> EXERCISE: Would you transcribe the listing that follows, character for character, and omit its images?

> THE INPUT:
○ ○ ○ ○ ○ ○ ○

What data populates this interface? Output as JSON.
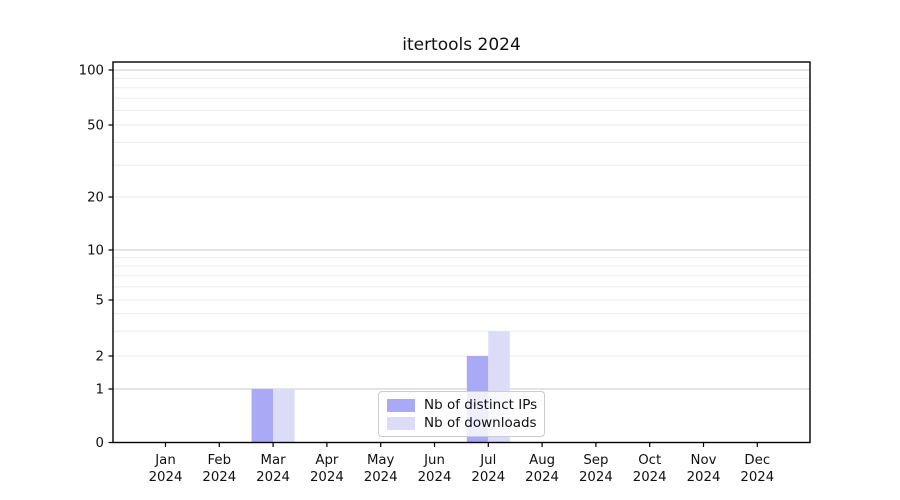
{
  "chart_data": {
    "type": "bar",
    "title": "itertools 2024",
    "categories": [
      {
        "month": "Jan",
        "year": "2024"
      },
      {
        "month": "Feb",
        "year": "2024"
      },
      {
        "month": "Mar",
        "year": "2024"
      },
      {
        "month": "Apr",
        "year": "2024"
      },
      {
        "month": "May",
        "year": "2024"
      },
      {
        "month": "Jun",
        "year": "2024"
      },
      {
        "month": "Jul",
        "year": "2024"
      },
      {
        "month": "Aug",
        "year": "2024"
      },
      {
        "month": "Sep",
        "year": "2024"
      },
      {
        "month": "Oct",
        "year": "2024"
      },
      {
        "month": "Nov",
        "year": "2024"
      },
      {
        "month": "Dec",
        "year": "2024"
      }
    ],
    "series": [
      {
        "name": "Nb of distinct IPs",
        "color": "#a9a9f6",
        "values": [
          0,
          0,
          1,
          0,
          0,
          0,
          2,
          0,
          0,
          0,
          0,
          0
        ]
      },
      {
        "name": "Nb of downloads",
        "color": "#dcdcf9",
        "values": [
          0,
          0,
          1,
          0,
          0,
          0,
          3,
          0,
          0,
          0,
          0,
          0
        ]
      }
    ],
    "y_axis": {
      "scale": "symlog",
      "ticks": [
        0,
        1,
        2,
        5,
        10,
        20,
        50,
        100
      ],
      "major_grid_values": [
        1,
        10,
        100
      ],
      "minor_ticks": [
        3,
        4,
        6,
        7,
        8,
        9,
        30,
        40,
        60,
        70,
        80,
        90
      ],
      "range": [
        0,
        110
      ]
    },
    "x_axis": {
      "label": "",
      "tick_count": 12
    },
    "legend": {
      "position": "lower center"
    },
    "grid": "horizontal",
    "colors": {
      "major_grid": "#c8c8c8",
      "minor_grid": "#ebebeb",
      "spine": "#000000",
      "text": "#111111",
      "legend_border": "#cccccc",
      "background": "#ffffff"
    }
  }
}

○ ○ ○ ○ ○ ○ ○

> PROBLEM SOLUTION:
What data populates this interface? Output as JSON.
{
  "chart_data": {
    "type": "bar",
    "title": "itertools 2024",
    "categories": [
      {
        "month": "Jan",
        "year": "2024"
      },
      {
        "month": "Feb",
        "year": "2024"
      },
      {
        "month": "Mar",
        "year": "2024"
      },
      {
        "month": "Apr",
        "year": "2024"
      },
      {
        "month": "May",
        "year": "2024"
      },
      {
        "month": "Jun",
        "year": "2024"
      },
      {
        "month": "Jul",
        "year": "2024"
      },
      {
        "month": "Aug",
        "year": "2024"
      },
      {
        "month": "Sep",
        "year": "2024"
      },
      {
        "month": "Oct",
        "year": "2024"
      },
      {
        "month": "Nov",
        "year": "2024"
      },
      {
        "month": "Dec",
        "year": "2024"
      }
    ],
    "series": [
      {
        "name": "Nb of distinct IPs",
        "color": "#a9a9f6",
        "values": [
          0,
          0,
          1,
          0,
          0,
          0,
          2,
          0,
          0,
          0,
          0,
          0
        ]
      },
      {
        "name": "Nb of downloads",
        "color": "#dcdcf9",
        "values": [
          0,
          0,
          1,
          0,
          0,
          0,
          3,
          0,
          0,
          0,
          0,
          0
        ]
      }
    ],
    "y_axis": {
      "scale": "symlog",
      "ticks": [
        0,
        1,
        2,
        5,
        10,
        20,
        50,
        100
      ],
      "major_grid_values": [
        1,
        10,
        100
      ],
      "minor_ticks": [
        3,
        4,
        6,
        7,
        8,
        9,
        30,
        40,
        60,
        70,
        80,
        90
      ],
      "range": [
        0,
        110
      ]
    },
    "x_axis": {
      "label": "",
      "tick_count": 12
    },
    "legend": {
      "position": "lower center"
    },
    "grid": "horizontal",
    "colors": {
      "major_grid": "#c8c8c8",
      "minor_grid": "#ebebeb",
      "spine": "#000000",
      "text": "#111111",
      "legend_border": "#cccccc",
      "background": "#ffffff"
    }
  }
}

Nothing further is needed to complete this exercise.